■ **Work to complete**: Show all lines that include the string "espirituais"; copy each one.

■ **The data**:
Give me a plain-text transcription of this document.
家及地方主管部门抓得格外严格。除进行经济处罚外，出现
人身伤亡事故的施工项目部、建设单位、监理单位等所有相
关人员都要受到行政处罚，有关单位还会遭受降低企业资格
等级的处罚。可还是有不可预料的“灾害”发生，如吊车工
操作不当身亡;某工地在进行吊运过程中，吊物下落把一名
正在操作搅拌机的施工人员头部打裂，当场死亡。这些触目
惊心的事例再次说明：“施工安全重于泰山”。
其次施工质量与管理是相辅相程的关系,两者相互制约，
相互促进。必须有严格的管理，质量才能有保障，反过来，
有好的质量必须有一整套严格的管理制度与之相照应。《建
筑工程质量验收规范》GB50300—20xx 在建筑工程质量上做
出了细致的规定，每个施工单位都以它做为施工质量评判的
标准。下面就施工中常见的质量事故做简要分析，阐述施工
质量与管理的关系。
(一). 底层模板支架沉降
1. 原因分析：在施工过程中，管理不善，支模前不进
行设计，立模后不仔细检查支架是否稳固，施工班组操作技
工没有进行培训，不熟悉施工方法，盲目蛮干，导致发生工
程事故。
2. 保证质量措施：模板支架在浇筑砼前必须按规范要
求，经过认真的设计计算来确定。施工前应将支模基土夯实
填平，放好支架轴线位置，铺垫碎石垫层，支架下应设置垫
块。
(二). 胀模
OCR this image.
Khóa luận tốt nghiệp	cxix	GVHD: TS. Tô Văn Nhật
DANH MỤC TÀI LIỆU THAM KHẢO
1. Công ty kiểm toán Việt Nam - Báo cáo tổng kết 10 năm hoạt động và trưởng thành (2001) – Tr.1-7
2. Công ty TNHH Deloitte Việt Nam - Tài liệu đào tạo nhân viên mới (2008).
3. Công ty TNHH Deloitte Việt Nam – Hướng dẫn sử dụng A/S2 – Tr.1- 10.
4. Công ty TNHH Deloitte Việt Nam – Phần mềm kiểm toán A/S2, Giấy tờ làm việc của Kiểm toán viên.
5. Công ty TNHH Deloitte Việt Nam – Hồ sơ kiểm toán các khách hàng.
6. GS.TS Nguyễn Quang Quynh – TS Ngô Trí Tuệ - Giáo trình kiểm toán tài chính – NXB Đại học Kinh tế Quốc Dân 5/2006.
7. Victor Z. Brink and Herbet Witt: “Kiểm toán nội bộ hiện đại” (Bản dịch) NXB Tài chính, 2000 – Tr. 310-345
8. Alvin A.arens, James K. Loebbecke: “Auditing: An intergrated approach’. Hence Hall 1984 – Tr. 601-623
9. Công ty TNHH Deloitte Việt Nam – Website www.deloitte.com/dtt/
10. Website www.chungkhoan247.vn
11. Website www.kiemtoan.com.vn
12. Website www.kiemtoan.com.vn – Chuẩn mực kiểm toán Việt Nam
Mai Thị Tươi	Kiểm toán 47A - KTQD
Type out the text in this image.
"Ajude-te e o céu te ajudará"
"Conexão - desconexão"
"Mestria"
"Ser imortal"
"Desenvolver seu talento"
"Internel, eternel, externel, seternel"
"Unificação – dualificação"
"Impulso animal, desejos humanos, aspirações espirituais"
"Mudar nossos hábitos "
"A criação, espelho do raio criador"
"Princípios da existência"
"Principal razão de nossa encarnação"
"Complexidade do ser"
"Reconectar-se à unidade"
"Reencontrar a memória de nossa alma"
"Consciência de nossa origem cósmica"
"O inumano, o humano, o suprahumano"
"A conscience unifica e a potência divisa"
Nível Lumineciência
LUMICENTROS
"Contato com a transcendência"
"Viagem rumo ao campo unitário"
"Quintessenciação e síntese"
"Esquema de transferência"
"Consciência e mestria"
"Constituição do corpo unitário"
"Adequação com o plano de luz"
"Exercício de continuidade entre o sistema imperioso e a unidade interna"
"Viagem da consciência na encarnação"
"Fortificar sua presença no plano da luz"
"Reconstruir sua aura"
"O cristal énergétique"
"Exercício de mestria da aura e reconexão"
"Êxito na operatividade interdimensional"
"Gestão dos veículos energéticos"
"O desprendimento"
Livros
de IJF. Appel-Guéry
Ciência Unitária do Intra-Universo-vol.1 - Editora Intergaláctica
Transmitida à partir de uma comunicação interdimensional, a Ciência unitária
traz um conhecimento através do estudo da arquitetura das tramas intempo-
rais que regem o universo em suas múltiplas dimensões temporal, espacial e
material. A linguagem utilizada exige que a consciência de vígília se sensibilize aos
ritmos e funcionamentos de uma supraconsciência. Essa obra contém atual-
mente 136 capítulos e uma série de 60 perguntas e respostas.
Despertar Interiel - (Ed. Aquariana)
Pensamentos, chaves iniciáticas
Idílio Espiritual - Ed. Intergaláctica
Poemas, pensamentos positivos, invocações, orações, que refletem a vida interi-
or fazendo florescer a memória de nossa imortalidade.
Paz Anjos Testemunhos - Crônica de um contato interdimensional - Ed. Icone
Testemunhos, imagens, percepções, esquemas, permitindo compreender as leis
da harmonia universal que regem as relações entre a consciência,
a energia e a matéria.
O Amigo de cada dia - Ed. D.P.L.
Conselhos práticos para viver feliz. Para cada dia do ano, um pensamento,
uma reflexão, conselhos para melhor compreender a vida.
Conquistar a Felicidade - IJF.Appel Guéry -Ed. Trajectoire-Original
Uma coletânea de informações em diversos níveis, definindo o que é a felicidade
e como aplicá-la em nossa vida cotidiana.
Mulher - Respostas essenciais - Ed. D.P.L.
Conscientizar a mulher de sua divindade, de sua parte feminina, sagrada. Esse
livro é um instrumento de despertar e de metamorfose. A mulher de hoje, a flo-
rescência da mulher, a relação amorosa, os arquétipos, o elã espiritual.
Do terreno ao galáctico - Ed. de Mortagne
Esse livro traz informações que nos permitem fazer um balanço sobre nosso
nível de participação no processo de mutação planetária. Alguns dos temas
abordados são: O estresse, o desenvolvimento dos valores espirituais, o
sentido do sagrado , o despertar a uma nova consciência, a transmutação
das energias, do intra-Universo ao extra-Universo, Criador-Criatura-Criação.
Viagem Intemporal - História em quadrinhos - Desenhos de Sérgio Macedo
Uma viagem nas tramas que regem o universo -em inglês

■ **Answer to this task**:
"Impulso animal, desejos humanos, aspirações espirituais"
abordados são: O estresse, o desenvolvimento dos valores espirituais, o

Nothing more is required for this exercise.